Figure collection entries:
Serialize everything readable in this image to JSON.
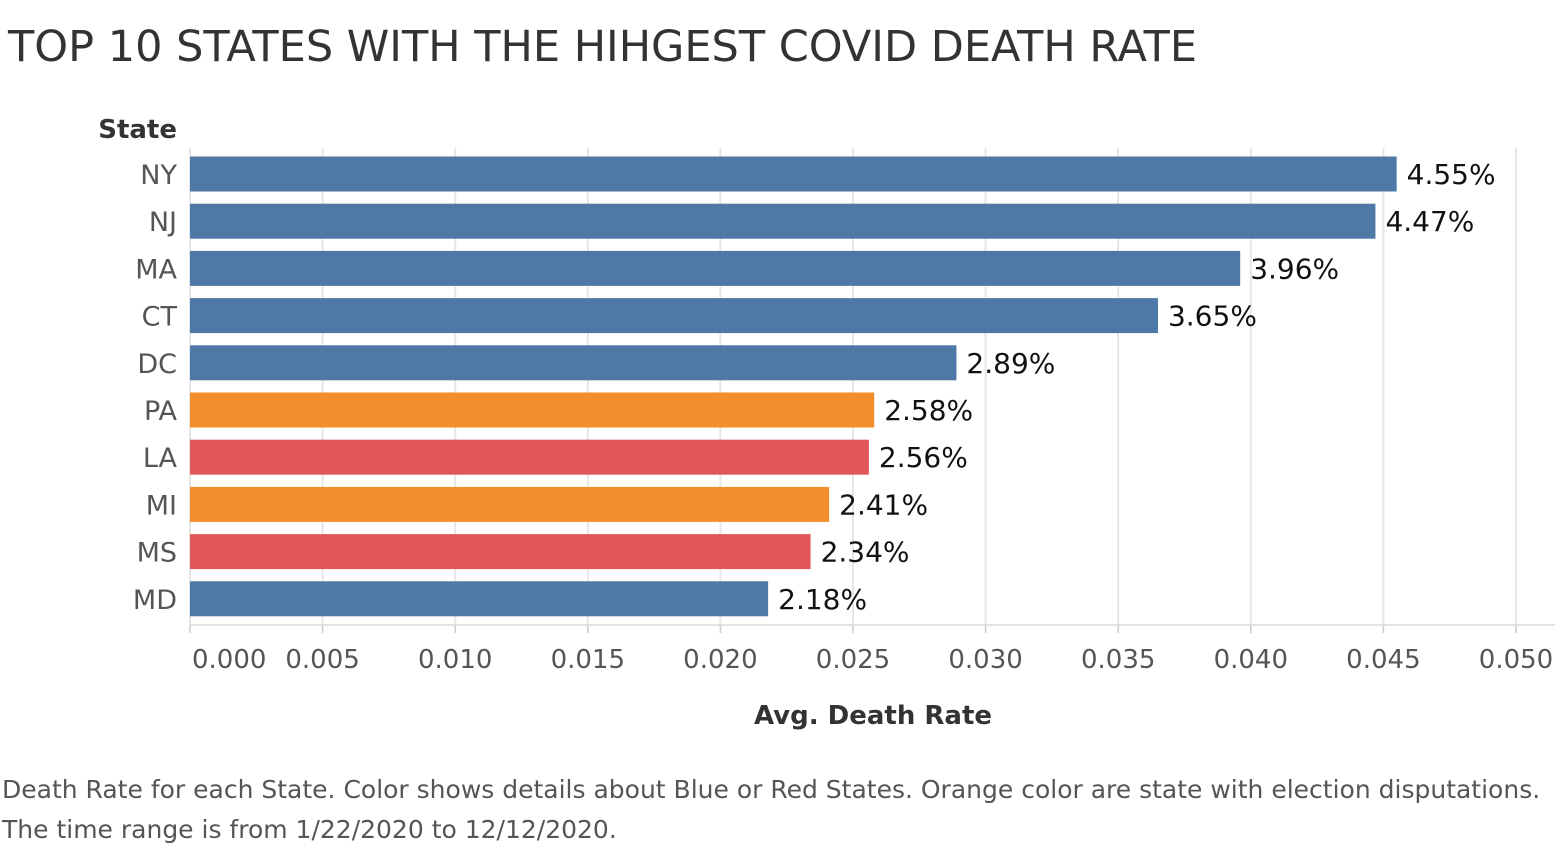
{
  "title": "TOP 10 STATES WITH THE HIHGEST COVID DEATH RATE",
  "caption": "Death Rate for each State.  Color shows details about Blue or Red States. Orange color are state with election disputations. The time range is from 1/22/2020 to 12/12/2020.",
  "chart_data": {
    "type": "bar",
    "orientation": "horizontal",
    "ylabel": "State",
    "xlabel": "Avg. Death Rate",
    "xlim": [
      0,
      0.05
    ],
    "x_ticks": [
      "0.000",
      "0.005",
      "0.010",
      "0.015",
      "0.020",
      "0.025",
      "0.030",
      "0.035",
      "0.040",
      "0.045",
      "0.050"
    ],
    "grid": "vertical",
    "categories": [
      "NY",
      "NJ",
      "MA",
      "CT",
      "DC",
      "PA",
      "LA",
      "MI",
      "MS",
      "MD"
    ],
    "values": [
      0.0455,
      0.0447,
      0.0396,
      0.0365,
      0.0289,
      0.0258,
      0.0256,
      0.0241,
      0.0234,
      0.0218
    ],
    "labels": [
      "4.55%",
      "4.47%",
      "3.96%",
      "3.65%",
      "2.89%",
      "2.58%",
      "2.56%",
      "2.41%",
      "2.34%",
      "2.18%"
    ],
    "groups": [
      "blue",
      "blue",
      "blue",
      "blue",
      "blue",
      "orange",
      "red",
      "orange",
      "red",
      "blue"
    ],
    "colors": {
      "blue": "#4e79a7",
      "orange": "#f28e2b",
      "red": "#e15759"
    }
  }
}
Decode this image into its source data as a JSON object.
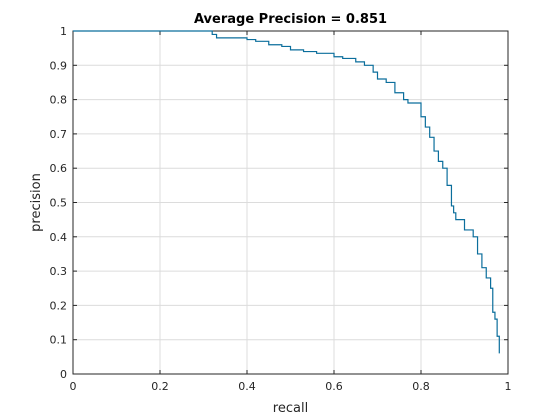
{
  "chart_data": {
    "type": "line",
    "title": "Average Precision = 0.851",
    "xlabel": "recall",
    "ylabel": "precision",
    "xlim": [
      0,
      1
    ],
    "ylim": [
      0,
      1
    ],
    "xticks": [
      "0",
      "0.2",
      "0.4",
      "0.6",
      "0.8",
      "1"
    ],
    "yticks": [
      "0",
      "0.1",
      "0.2",
      "0.3",
      "0.4",
      "0.5",
      "0.6",
      "0.7",
      "0.8",
      "0.9",
      "1"
    ],
    "grid": true,
    "line_color": "#0b6e9c",
    "series": [
      {
        "x": [
          0.0,
          0.32,
          0.32,
          0.33,
          0.33,
          0.4,
          0.4,
          0.42,
          0.42,
          0.45,
          0.45,
          0.48,
          0.48,
          0.5,
          0.5,
          0.53,
          0.53,
          0.56,
          0.56,
          0.6,
          0.6,
          0.62,
          0.62,
          0.65,
          0.65,
          0.67,
          0.67,
          0.69,
          0.69,
          0.7,
          0.7,
          0.72,
          0.72,
          0.74,
          0.74,
          0.76,
          0.76,
          0.77,
          0.77,
          0.8,
          0.8,
          0.81,
          0.81,
          0.82,
          0.82,
          0.83,
          0.83,
          0.84,
          0.84,
          0.85,
          0.85,
          0.86,
          0.86,
          0.87,
          0.87,
          0.875,
          0.875,
          0.88,
          0.88,
          0.9,
          0.9,
          0.92,
          0.92,
          0.93,
          0.93,
          0.94,
          0.94,
          0.95,
          0.95,
          0.96,
          0.96,
          0.965,
          0.965,
          0.97,
          0.97,
          0.975,
          0.975,
          0.98,
          0.98
        ],
        "y": [
          1.0,
          1.0,
          0.99,
          0.99,
          0.98,
          0.98,
          0.975,
          0.975,
          0.97,
          0.97,
          0.96,
          0.96,
          0.955,
          0.955,
          0.945,
          0.945,
          0.94,
          0.94,
          0.935,
          0.935,
          0.925,
          0.925,
          0.92,
          0.92,
          0.91,
          0.91,
          0.9,
          0.9,
          0.88,
          0.88,
          0.86,
          0.86,
          0.85,
          0.85,
          0.82,
          0.82,
          0.8,
          0.8,
          0.79,
          0.79,
          0.75,
          0.75,
          0.72,
          0.72,
          0.69,
          0.69,
          0.65,
          0.65,
          0.62,
          0.62,
          0.6,
          0.6,
          0.55,
          0.55,
          0.49,
          0.49,
          0.47,
          0.47,
          0.45,
          0.45,
          0.42,
          0.42,
          0.4,
          0.4,
          0.35,
          0.35,
          0.31,
          0.31,
          0.28,
          0.28,
          0.25,
          0.25,
          0.18,
          0.18,
          0.16,
          0.16,
          0.11,
          0.11,
          0.06
        ]
      }
    ]
  }
}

YOUR INSTRUCTIONS: Repeat the listing above exactly, with no pictures.

FULL RESPONSE:
Serialize everything readable in this image to JSON.
{
  "title": "TOP 10 STATES WITH THE HIHGEST COVID DEATH RATE",
  "caption": "Death Rate for each State.  Color shows details about Blue or Red States. Orange color are state with election disputations. The time range is from 1/22/2020 to 12/12/2020.",
  "chart_data": {
    "type": "bar",
    "orientation": "horizontal",
    "ylabel": "State",
    "xlabel": "Avg. Death Rate",
    "xlim": [
      0,
      0.05
    ],
    "x_ticks": [
      "0.000",
      "0.005",
      "0.010",
      "0.015",
      "0.020",
      "0.025",
      "0.030",
      "0.035",
      "0.040",
      "0.045",
      "0.050"
    ],
    "grid": "vertical",
    "categories": [
      "NY",
      "NJ",
      "MA",
      "CT",
      "DC",
      "PA",
      "LA",
      "MI",
      "MS",
      "MD"
    ],
    "values": [
      0.0455,
      0.0447,
      0.0396,
      0.0365,
      0.0289,
      0.0258,
      0.0256,
      0.0241,
      0.0234,
      0.0218
    ],
    "labels": [
      "4.55%",
      "4.47%",
      "3.96%",
      "3.65%",
      "2.89%",
      "2.58%",
      "2.56%",
      "2.41%",
      "2.34%",
      "2.18%"
    ],
    "groups": [
      "blue",
      "blue",
      "blue",
      "blue",
      "blue",
      "orange",
      "red",
      "orange",
      "red",
      "blue"
    ],
    "colors": {
      "blue": "#4e79a7",
      "orange": "#f28e2b",
      "red": "#e15759"
    }
  }
}
Decode this image into its source data as a JSON object.
{
  "chart_data": {
    "type": "line",
    "title": "Average Precision = 0.851",
    "xlabel": "recall",
    "ylabel": "precision",
    "xlim": [
      0,
      1
    ],
    "ylim": [
      0,
      1
    ],
    "xticks": [
      "0",
      "0.2",
      "0.4",
      "0.6",
      "0.8",
      "1"
    ],
    "yticks": [
      "0",
      "0.1",
      "0.2",
      "0.3",
      "0.4",
      "0.5",
      "0.6",
      "0.7",
      "0.8",
      "0.9",
      "1"
    ],
    "grid": true,
    "line_color": "#0b6e9c",
    "series": [
      {
        "x": [
          0.0,
          0.32,
          0.32,
          0.33,
          0.33,
          0.4,
          0.4,
          0.42,
          0.42,
          0.45,
          0.45,
          0.48,
          0.48,
          0.5,
          0.5,
          0.53,
          0.53,
          0.56,
          0.56,
          0.6,
          0.6,
          0.62,
          0.62,
          0.65,
          0.65,
          0.67,
          0.67,
          0.69,
          0.69,
          0.7,
          0.7,
          0.72,
          0.72,
          0.74,
          0.74,
          0.76,
          0.76,
          0.77,
          0.77,
          0.8,
          0.8,
          0.81,
          0.81,
          0.82,
          0.82,
          0.83,
          0.83,
          0.84,
          0.84,
          0.85,
          0.85,
          0.86,
          0.86,
          0.87,
          0.87,
          0.875,
          0.875,
          0.88,
          0.88,
          0.9,
          0.9,
          0.92,
          0.92,
          0.93,
          0.93,
          0.94,
          0.94,
          0.95,
          0.95,
          0.96,
          0.96,
          0.965,
          0.965,
          0.97,
          0.97,
          0.975,
          0.975,
          0.98,
          0.98
        ],
        "y": [
          1.0,
          1.0,
          0.99,
          0.99,
          0.98,
          0.98,
          0.975,
          0.975,
          0.97,
          0.97,
          0.96,
          0.96,
          0.955,
          0.955,
          0.945,
          0.945,
          0.94,
          0.94,
          0.935,
          0.935,
          0.925,
          0.925,
          0.92,
          0.92,
          0.91,
          0.91,
          0.9,
          0.9,
          0.88,
          0.88,
          0.86,
          0.86,
          0.85,
          0.85,
          0.82,
          0.82,
          0.8,
          0.8,
          0.79,
          0.79,
          0.75,
          0.75,
          0.72,
          0.72,
          0.69,
          0.69,
          0.65,
          0.65,
          0.62,
          0.62,
          0.6,
          0.6,
          0.55,
          0.55,
          0.49,
          0.49,
          0.47,
          0.47,
          0.45,
          0.45,
          0.42,
          0.42,
          0.4,
          0.4,
          0.35,
          0.35,
          0.31,
          0.31,
          0.28,
          0.28,
          0.25,
          0.25,
          0.18,
          0.18,
          0.16,
          0.16,
          0.11,
          0.11,
          0.06
        ]
      }
    ]
  }
}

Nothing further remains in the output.